## WHAT TO PRODUCE
Can you pull out each line of the data below that includes the word "spraw"?

## DATASET RECORDS
-- START --

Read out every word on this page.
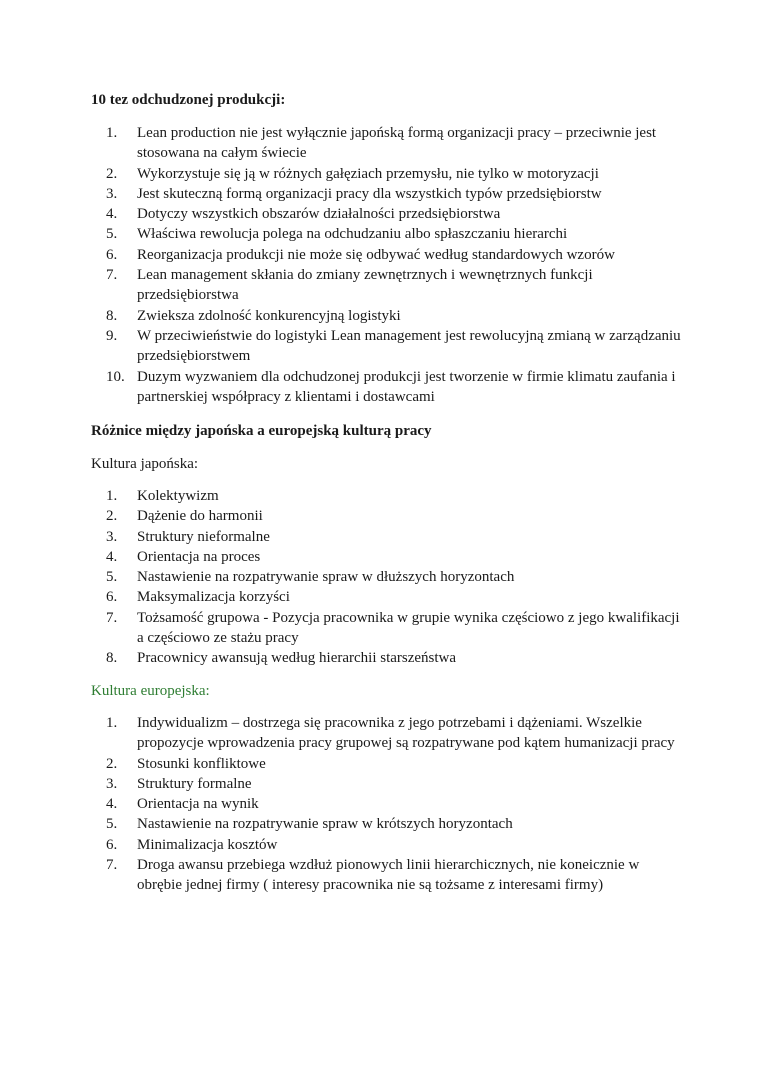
10 tez odchudzonej produkcji:
1.	Lean production nie jest wyłącznie japońską formą organizacji pracy – przeciwnie jest stosowana na całym świecie
2.	Wykorzystuje się ją w różnych gałęziach przemysłu, nie tylko w motoryzacji
3.	Jest skuteczną formą organizacji pracy dla wszystkich typów przedsiębiorstw
4.	Dotyczy wszystkich obszarów działalności przedsiębiorstwa
5.	Właściwa rewolucja polega na odchudzaniu albo spłaszczaniu hierarchi
6.	Reorganizacja produkcji nie może się odbywać według standardowych wzorów
7.	Lean management skłania do zmiany zewnętrznych i wewnętrznych funkcji przedsiębiorstwa
8.	Zwieksza zdolność konkurencyjną logistyki
9.	W przeciwieństwie do logistyki Lean management jest rewolucyjną zmianą w zarządzaniu przedsiębiorstwem
10. Duzym wyzwaniem dla odchudzonej produkcji jest tworzenie w firmie klimatu zaufania i partnerskiej współpracy z klientami i dostawcami
Różnice między japońska a europejską kulturą pracy

Kultura japońska:

1.	Kolektywizm
2.	Dążenie do harmonii
3.	Struktury nieformalne
4.	Orientacja na proces
5.	Nastawienie na rozpatrywanie spraw w dłuższych horyzontach
6.	Maksymalizacja korzyści
7.	Tożsamość grupowa - Pozycja pracownika w grupie wynika częściowo z jego kwalifikacji a częściowo ze stażu pracy
8.	Pracownicy awansują według hierarchii starszeństwa

Kultura europejska:

1.	Indywidualizm – dostrzega się pracownika z jego potrzebami i dążeniami. Wszelkie propozycje wprowadzenia pracy grupowej są rozpatrywane pod kątem humanizacji pracy
2.	Stosunki konfliktowe
3.	Struktury formalne
4.	Orientacja na wynik
5.	Nastawienie na rozpatrywanie spraw w krótszych horyzontach
6.	Minimalizacja kosztów
7.	Droga awansu przebiega wzdłuż pionowych linii hierarchicznych, nie koneicznie w obrębie jednej firmy ( interesy pracownika nie są tożsame z interesami firmy)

-- END --

## RESULT
5.	Nastawienie na rozpatrywanie spraw w dłuższych horyzontach
5.	Nastawienie na rozpatrywanie spraw w krótszych horyzontach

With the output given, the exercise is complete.